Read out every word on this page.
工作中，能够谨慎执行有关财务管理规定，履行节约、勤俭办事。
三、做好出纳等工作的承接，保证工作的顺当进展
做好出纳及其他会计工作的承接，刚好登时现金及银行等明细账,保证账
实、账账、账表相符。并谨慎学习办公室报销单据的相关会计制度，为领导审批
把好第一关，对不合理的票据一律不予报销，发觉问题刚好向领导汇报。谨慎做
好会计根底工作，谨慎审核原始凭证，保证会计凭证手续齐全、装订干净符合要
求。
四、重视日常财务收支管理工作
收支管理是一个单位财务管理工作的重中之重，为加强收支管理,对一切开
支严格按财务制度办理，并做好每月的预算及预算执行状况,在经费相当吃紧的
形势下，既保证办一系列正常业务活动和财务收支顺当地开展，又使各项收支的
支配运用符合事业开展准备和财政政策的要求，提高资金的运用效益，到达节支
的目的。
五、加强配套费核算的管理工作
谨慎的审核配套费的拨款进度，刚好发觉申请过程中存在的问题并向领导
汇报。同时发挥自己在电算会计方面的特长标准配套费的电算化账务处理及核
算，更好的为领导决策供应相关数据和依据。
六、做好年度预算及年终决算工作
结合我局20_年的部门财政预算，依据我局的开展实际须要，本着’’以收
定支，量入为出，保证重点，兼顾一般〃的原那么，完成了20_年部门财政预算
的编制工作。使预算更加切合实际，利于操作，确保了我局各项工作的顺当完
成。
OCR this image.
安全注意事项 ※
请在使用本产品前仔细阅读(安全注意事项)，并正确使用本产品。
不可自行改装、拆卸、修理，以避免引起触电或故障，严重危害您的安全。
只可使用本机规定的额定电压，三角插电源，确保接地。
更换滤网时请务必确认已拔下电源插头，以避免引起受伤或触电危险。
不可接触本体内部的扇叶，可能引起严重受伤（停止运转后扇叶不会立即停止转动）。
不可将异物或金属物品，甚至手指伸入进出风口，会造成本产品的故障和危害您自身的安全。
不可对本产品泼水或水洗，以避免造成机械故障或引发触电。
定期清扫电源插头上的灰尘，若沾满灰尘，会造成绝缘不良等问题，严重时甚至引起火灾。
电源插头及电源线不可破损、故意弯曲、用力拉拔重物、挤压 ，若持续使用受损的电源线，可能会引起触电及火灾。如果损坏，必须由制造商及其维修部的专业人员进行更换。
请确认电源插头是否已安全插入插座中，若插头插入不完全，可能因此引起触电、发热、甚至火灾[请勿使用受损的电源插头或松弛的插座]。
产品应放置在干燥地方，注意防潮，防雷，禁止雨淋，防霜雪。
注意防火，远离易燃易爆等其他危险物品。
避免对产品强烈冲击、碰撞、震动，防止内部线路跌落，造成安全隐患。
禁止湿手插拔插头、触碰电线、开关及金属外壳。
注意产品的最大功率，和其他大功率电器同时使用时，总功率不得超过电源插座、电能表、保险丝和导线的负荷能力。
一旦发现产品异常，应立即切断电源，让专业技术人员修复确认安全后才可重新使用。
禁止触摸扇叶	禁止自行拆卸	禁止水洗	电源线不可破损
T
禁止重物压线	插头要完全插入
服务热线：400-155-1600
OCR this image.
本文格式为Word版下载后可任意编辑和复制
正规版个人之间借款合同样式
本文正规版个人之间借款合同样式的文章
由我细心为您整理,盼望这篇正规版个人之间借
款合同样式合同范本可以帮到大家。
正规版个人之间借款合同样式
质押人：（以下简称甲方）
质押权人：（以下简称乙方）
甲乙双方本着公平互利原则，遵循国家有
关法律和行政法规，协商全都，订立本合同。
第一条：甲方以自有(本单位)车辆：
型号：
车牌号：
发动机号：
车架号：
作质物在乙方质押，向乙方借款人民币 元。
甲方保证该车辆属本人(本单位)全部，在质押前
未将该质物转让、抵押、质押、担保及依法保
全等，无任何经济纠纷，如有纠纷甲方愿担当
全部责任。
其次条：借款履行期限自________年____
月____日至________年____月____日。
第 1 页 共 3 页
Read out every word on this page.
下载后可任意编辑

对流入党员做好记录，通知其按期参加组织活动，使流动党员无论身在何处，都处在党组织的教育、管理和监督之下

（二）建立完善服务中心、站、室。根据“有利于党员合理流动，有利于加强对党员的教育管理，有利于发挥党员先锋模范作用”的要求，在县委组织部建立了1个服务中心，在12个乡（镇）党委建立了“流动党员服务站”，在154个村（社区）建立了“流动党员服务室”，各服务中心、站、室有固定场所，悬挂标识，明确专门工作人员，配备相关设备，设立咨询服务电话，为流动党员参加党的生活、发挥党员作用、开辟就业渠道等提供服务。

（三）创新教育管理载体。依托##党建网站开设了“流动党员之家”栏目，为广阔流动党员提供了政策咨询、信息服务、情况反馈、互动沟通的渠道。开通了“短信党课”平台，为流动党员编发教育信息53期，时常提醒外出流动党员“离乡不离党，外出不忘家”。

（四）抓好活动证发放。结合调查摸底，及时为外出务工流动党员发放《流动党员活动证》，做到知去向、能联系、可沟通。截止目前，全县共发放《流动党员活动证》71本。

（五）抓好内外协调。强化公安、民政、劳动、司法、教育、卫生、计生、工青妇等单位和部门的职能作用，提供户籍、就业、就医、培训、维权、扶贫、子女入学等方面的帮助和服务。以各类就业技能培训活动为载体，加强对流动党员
- - - -
▸ **Given request**
Write out the whole listing exactly.

▸ **Reply to the task**
Read out every word on this page.
工作中，能够谨慎执行有关财务管理规定，履行节约、勤俭办事。
三、做好出纳等工作的承接，保证工作的顺当进展
做好出纳及其他会计工作的承接，刚好登时现金及银行等明细账,保证账
实、账账、账表相符。并谨慎学习办公室报销单据的相关会计制度，为领导审批
把好第一关，对不合理的票据一律不予报销，发觉问题刚好向领导汇报。谨慎做
好会计根底工作，谨慎审核原始凭证，保证会计凭证手续齐全、装订干净符合要
求。
四、重视日常财务收支管理工作
收支管理是一个单位财务管理工作的重中之重，为加强收支管理,对一切开
支严格按财务制度办理，并做好每月的预算及预算执行状况,在经费相当吃紧的
形势下，既保证办一系列正常业务活动和财务收支顺当地开展，又使各项收支的
支配运用符合事业开展准备和财政政策的要求，提高资金的运用效益，到达节支
的目的。
五、加强配套费核算的管理工作
谨慎的审核配套费的拨款进度，刚好发觉申请过程中存在的问题并向领导
汇报。同时发挥自己在电算会计方面的特长标准配套费的电算化账务处理及核
算，更好的为领导决策供应相关数据和依据。
六、做好年度预算及年终决算工作
结合我局20_年的部门财政预算，依据我局的开展实际须要，本着’’以收
定支，量入为出，保证重点，兼顾一般〃的原那么，完成了20_年部门财政预算
的编制工作。使预算更加切合实际，利于操作，确保了我局各项工作的顺当完
成。
OCR this image.
安全注意事项 ※
请在使用本产品前仔细阅读(安全注意事项)，并正确使用本产品。
不可自行改装、拆卸、修理，以避免引起触电或故障，严重危害您的安全。
只可使用本机规定的额定电压，三角插电源，确保接地。
更换滤网时请务必确认已拔下电源插头，以避免引起受伤或触电危险。
不可接触本体内部的扇叶，可能引起严重受伤（停止运转后扇叶不会立即停止转动）。
不可将异物或金属物品，甚至手指伸入进出风口，会造成本产品的故障和危害您自身的安全。
不可对本产品泼水或水洗，以避免造成机械故障或引发触电。
定期清扫电源插头上的灰尘，若沾满灰尘，会造成绝缘不良等问题，严重时甚至引起火灾。
电源插头及电源线不可破损、故意弯曲、用力拉拔重物、挤压 ，若持续使用受损的电源线，可能会引起触电及火灾。如果损坏，必须由制造商及其维修部的专业人员进行更换。
请确认电源插头是否已安全插入插座中，若插头插入不完全，可能因此引起触电、发热、甚至火灾[请勿使用受损的电源插头或松弛的插座]。
产品应放置在干燥地方，注意防潮，防雷，禁止雨淋，防霜雪。
注意防火，远离易燃易爆等其他危险物品。
避免对产品强烈冲击、碰撞、震动，防止内部线路跌落，造成安全隐患。
禁止湿手插拔插头、触碰电线、开关及金属外壳。
注意产品的最大功率，和其他大功率电器同时使用时，总功率不得超过电源插座、电能表、保险丝和导线的负荷能力。
一旦发现产品异常，应立即切断电源，让专业技术人员修复确认安全后才可重新使用。
禁止触摸扇叶	禁止自行拆卸	禁止水洗	电源线不可破损
T
禁止重物压线	插头要完全插入
服务热线：400-155-1600
OCR this image.
本文格式为Word版下载后可任意编辑和复制
正规版个人之间借款合同样式
本文正规版个人之间借款合同样式的文章
由我细心为您整理,盼望这篇正规版个人之间借
款合同样式合同范本可以帮到大家。
正规版个人之间借款合同样式
质押人：（以下简称甲方）
质押权人：（以下简称乙方）
甲乙双方本着公平互利原则，遵循国家有
关法律和行政法规，协商全都，订立本合同。
第一条：甲方以自有(本单位)车辆：
型号：
车牌号：
发动机号：
车架号：
作质物在乙方质押，向乙方借款人民币 元。
甲方保证该车辆属本人(本单位)全部，在质押前
未将该质物转让、抵押、质押、担保及依法保
全等，无任何经济纠纷，如有纠纷甲方愿担当
全部责任。
其次条：借款履行期限自________年____
月____日至________年____月____日。
第 1 页 共 3 页
Read out every word on this page.
下载后可任意编辑

对流入党员做好记录，通知其按期参加组织活动，使流动党员无论身在何处，都处在党组织的教育、管理和监督之下

（二）建立完善服务中心、站、室。根据“有利于党员合理流动，有利于加强对党员的教育管理，有利于发挥党员先锋模范作用”的要求，在县委组织部建立了1个服务中心，在12个乡（镇）党委建立了“流动党员服务站”，在154个村（社区）建立了“流动党员服务室”，各服务中心、站、室有固定场所，悬挂标识，明确专门工作人员，配备相关设备，设立咨询服务电话，为流动党员参加党的生活、发挥党员作用、开辟就业渠道等提供服务。

（三）创新教育管理载体。依托##党建网站开设了“流动党员之家”栏目，为广阔流动党员提供了政策咨询、信息服务、情况反馈、互动沟通的渠道。开通了“短信党课”平台，为流动党员编发教育信息53期，时常提醒外出流动党员“离乡不离党，外出不忘家”。

（四）抓好活动证发放。结合调查摸底，及时为外出务工流动党员发放《流动党员活动证》，做到知去向、能联系、可沟通。截止目前，全县共发放《流动党员活动证》71本。

（五）抓好内外协调。强化公安、民政、劳动、司法、教育、卫生、计生、工青妇等单位和部门的职能作用，提供户籍、就业、就医、培训、维权、扶贫、子女入学等方面的帮助和服务。以各类就业技能培训活动为载体，加强对流动党员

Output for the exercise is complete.